Work instructions
Find the lines with "fullscreen" in them and copy them out.
++++ Material
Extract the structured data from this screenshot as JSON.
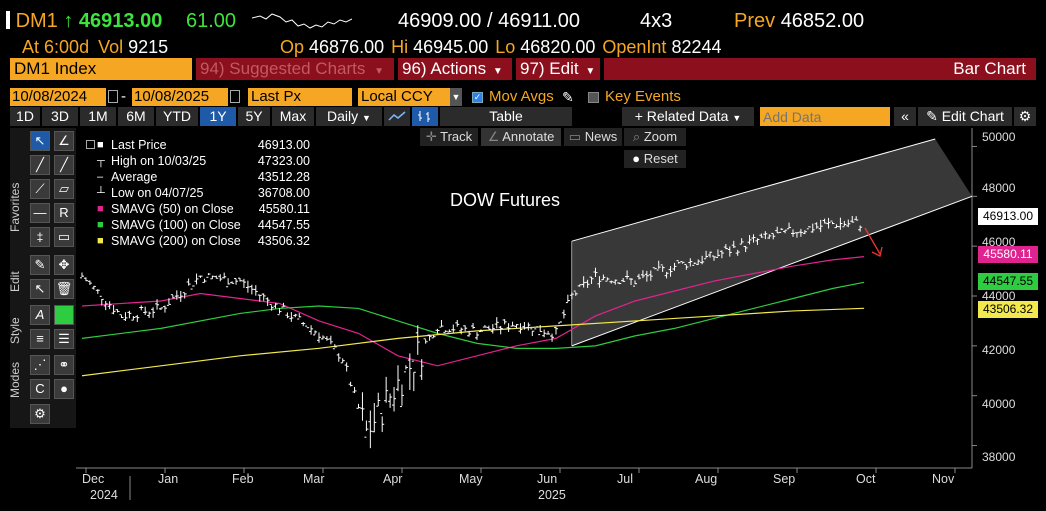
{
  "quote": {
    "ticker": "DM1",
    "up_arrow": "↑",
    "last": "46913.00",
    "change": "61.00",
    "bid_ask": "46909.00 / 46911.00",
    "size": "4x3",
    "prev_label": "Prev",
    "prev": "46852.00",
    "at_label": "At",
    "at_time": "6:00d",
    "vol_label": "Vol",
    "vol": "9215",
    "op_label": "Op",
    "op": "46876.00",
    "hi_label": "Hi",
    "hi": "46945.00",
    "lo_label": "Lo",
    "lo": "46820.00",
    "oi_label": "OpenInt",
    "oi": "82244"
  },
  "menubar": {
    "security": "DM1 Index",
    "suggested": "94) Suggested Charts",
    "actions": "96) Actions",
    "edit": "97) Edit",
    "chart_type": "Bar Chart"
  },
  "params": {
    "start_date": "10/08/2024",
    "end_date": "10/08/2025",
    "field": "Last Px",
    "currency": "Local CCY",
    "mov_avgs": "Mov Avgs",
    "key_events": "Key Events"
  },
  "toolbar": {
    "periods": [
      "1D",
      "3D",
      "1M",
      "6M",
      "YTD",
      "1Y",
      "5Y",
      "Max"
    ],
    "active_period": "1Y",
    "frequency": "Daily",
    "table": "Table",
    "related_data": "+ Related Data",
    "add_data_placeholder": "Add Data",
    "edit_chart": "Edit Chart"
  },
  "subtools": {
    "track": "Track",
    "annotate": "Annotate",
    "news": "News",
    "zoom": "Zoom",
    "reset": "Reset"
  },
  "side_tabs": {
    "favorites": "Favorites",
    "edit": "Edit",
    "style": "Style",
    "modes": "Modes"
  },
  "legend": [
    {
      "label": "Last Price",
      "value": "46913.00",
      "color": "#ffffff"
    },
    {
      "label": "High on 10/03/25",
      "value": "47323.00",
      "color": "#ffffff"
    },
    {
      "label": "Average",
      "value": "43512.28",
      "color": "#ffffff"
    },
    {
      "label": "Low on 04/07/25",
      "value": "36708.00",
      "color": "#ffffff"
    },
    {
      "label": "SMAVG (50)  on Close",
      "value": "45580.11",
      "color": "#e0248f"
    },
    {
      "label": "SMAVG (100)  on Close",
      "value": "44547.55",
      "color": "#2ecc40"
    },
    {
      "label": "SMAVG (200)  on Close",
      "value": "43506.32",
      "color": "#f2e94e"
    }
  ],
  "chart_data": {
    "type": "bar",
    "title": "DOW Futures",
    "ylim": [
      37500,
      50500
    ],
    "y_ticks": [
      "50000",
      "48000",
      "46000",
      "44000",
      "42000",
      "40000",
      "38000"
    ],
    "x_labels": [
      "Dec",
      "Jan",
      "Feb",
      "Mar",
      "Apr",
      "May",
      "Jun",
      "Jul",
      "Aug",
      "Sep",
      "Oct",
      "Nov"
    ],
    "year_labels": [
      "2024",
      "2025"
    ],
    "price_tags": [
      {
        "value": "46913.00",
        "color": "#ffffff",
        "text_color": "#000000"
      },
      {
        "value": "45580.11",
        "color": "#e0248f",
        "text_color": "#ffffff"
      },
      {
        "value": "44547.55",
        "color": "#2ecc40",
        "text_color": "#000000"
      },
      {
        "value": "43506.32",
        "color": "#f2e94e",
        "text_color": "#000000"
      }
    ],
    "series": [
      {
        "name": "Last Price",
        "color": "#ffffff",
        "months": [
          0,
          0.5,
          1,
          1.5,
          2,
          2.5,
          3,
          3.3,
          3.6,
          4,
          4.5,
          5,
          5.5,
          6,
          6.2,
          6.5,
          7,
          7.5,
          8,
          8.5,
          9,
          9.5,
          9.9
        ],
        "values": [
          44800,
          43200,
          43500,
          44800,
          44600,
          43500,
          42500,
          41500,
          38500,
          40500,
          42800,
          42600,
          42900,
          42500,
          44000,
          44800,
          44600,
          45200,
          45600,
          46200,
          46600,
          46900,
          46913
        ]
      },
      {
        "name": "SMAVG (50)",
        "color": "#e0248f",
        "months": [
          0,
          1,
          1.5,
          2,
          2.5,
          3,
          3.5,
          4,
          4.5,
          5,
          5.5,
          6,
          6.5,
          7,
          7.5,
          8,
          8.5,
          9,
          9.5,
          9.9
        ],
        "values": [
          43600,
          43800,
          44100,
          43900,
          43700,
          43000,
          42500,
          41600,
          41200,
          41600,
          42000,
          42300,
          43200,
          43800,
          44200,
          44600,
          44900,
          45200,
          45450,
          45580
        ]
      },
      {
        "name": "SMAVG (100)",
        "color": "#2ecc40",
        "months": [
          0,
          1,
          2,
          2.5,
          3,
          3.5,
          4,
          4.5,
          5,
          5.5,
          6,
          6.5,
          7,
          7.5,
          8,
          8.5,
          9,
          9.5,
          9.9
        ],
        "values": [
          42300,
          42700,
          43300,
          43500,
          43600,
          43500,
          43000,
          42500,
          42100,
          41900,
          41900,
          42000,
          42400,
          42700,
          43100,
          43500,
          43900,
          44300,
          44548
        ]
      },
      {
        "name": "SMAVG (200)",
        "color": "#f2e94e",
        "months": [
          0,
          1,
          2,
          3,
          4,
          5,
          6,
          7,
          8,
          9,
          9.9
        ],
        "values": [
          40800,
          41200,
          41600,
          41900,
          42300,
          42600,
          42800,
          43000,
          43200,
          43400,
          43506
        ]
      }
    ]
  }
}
++++++++
++++ Material
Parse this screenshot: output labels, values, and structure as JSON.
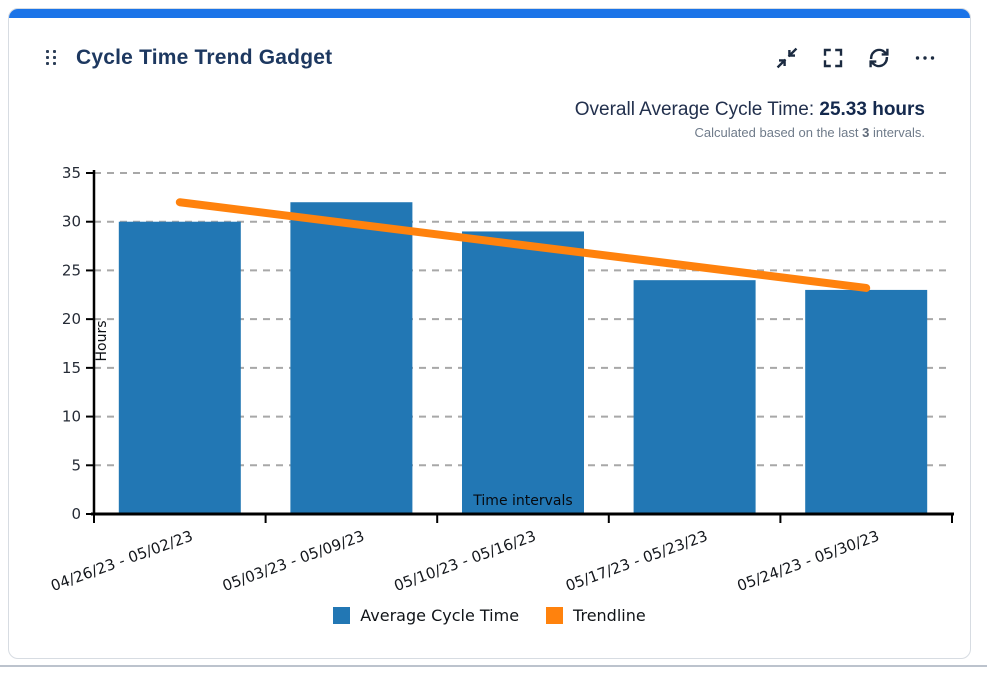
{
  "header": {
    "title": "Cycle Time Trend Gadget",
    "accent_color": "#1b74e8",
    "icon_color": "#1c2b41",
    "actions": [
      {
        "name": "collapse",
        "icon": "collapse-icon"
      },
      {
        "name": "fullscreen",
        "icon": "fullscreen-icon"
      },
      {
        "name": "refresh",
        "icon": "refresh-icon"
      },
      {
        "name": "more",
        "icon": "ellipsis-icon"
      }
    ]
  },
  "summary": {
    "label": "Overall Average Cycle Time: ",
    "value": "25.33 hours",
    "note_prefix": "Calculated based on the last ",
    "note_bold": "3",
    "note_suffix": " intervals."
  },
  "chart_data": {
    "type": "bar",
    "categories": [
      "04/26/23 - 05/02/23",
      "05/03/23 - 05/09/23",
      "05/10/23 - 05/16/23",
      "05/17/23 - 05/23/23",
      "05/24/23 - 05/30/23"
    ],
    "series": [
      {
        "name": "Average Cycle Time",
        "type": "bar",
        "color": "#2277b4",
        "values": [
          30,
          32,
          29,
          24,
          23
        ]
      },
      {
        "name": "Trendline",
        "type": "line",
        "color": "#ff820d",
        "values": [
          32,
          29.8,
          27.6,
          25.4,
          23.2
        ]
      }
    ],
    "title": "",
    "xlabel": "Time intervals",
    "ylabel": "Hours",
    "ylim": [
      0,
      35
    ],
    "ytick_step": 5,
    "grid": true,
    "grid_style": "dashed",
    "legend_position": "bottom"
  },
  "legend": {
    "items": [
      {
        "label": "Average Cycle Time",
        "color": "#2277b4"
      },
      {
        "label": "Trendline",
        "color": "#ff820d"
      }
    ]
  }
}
++++++++
++++ Material
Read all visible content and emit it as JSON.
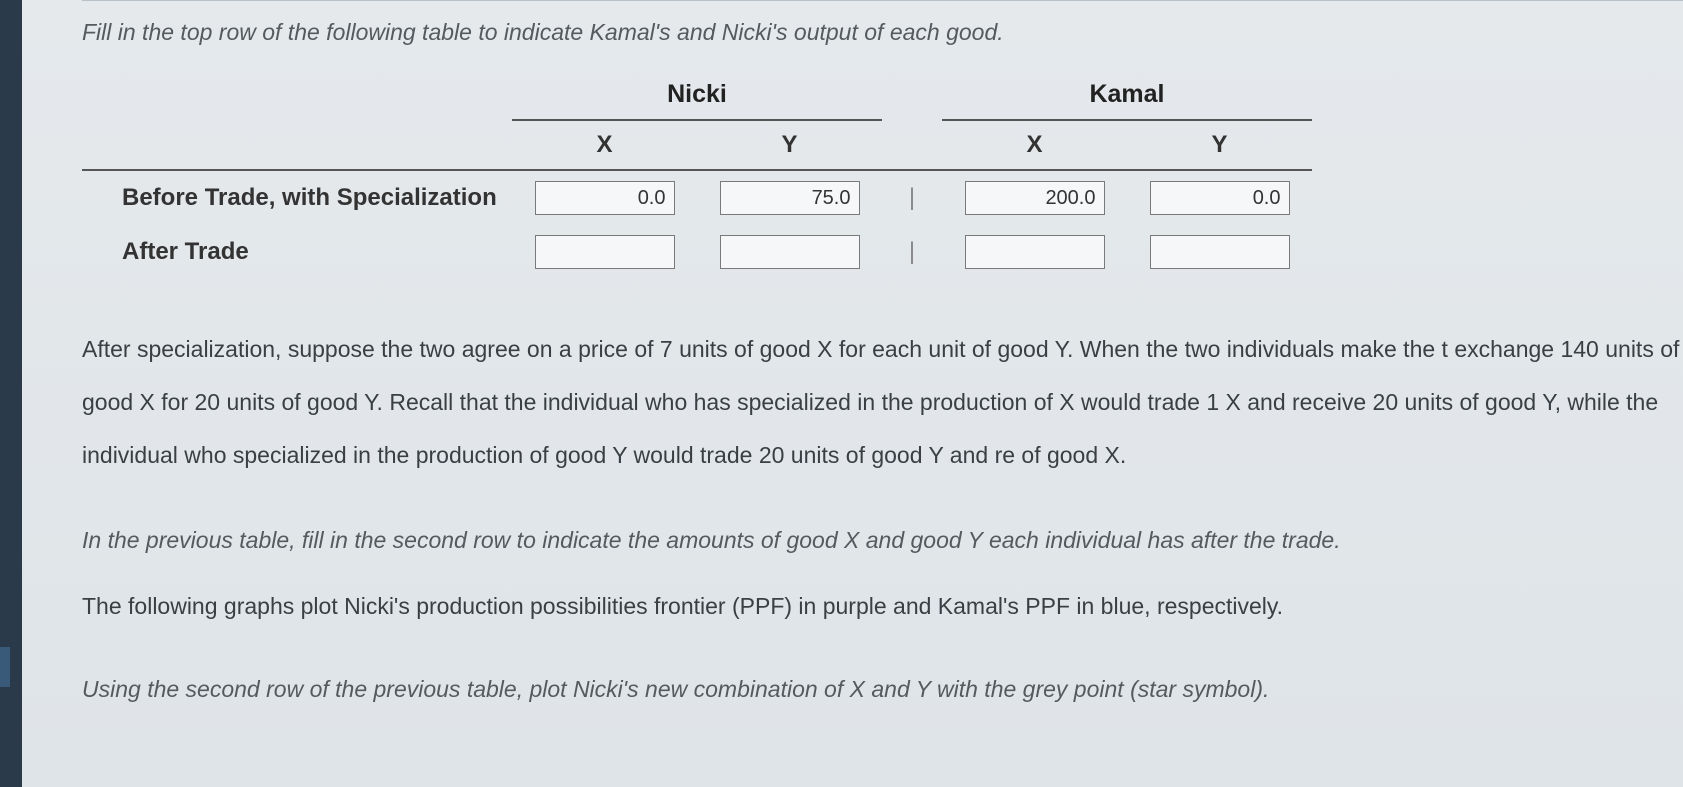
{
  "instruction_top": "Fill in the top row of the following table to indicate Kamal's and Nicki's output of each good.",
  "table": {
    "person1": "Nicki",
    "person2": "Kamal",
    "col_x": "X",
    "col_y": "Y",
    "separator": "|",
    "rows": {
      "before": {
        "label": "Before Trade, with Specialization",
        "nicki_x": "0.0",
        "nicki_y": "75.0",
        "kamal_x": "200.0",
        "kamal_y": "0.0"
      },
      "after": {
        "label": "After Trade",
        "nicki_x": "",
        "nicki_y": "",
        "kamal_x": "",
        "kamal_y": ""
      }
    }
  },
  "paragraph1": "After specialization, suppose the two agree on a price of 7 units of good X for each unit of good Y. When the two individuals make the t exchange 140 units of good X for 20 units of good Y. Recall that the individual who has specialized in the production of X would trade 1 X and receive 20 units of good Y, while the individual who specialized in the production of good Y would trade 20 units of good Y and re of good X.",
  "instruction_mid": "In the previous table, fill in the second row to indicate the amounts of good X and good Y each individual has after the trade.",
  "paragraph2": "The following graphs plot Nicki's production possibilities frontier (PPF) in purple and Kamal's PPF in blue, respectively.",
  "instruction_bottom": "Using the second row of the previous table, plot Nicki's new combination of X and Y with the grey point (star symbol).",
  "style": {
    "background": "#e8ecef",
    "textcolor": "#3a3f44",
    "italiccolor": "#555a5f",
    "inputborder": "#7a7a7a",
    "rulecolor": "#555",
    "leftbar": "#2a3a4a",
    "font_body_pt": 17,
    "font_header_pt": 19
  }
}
++++++++
Response to this task
        "name": "fullscreen",
        "icon": "fullscreen-icon"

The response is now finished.